Spatial annotation entries
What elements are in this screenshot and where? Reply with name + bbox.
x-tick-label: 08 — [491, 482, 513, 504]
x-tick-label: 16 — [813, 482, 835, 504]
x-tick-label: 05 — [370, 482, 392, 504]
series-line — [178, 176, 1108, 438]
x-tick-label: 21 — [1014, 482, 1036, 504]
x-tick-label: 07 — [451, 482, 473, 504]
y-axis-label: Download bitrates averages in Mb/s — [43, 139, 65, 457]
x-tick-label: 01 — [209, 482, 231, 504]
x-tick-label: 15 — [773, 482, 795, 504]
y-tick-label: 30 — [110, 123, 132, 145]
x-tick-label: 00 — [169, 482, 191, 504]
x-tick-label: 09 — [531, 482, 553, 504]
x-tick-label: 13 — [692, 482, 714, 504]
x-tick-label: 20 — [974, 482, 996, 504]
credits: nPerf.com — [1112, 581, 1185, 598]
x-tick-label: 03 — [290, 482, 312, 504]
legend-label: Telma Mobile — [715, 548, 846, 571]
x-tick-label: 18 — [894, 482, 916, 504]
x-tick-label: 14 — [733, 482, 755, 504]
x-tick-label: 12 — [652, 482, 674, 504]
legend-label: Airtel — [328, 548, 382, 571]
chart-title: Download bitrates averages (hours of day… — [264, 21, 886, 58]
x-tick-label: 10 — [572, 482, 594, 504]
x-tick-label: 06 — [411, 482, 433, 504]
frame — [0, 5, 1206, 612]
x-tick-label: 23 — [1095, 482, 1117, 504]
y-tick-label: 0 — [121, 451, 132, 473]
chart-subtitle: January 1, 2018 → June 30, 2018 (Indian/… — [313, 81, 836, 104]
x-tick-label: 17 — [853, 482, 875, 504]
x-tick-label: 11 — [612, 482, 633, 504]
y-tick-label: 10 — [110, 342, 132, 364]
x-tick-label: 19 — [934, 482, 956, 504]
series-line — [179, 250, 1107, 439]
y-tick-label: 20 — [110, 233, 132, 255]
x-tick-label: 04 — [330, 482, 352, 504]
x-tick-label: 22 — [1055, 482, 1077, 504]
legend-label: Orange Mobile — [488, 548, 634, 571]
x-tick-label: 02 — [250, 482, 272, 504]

### Task prompt
Update the items from the first line through the line containing "x-tick-label: 13 — [692, 482, 714, 504]", replacing every "x-tick-label" with "x-axis-tick" and leaving everything else unchanged.

### Solution to the exercise
What elements are in this screenshot and where? Reply with name + bbox.
x-axis-tick: 08 — [491, 482, 513, 504]
x-axis-tick: 16 — [813, 482, 835, 504]
x-axis-tick: 05 — [370, 482, 392, 504]
series-line — [178, 176, 1108, 438]
x-axis-tick: 21 — [1014, 482, 1036, 504]
x-axis-tick: 07 — [451, 482, 473, 504]
y-axis-label: Download bitrates averages in Mb/s — [43, 139, 65, 457]
x-axis-tick: 01 — [209, 482, 231, 504]
x-axis-tick: 15 — [773, 482, 795, 504]
y-tick-label: 30 — [110, 123, 132, 145]
x-axis-tick: 00 — [169, 482, 191, 504]
x-axis-tick: 09 — [531, 482, 553, 504]
x-axis-tick: 13 — [692, 482, 714, 504]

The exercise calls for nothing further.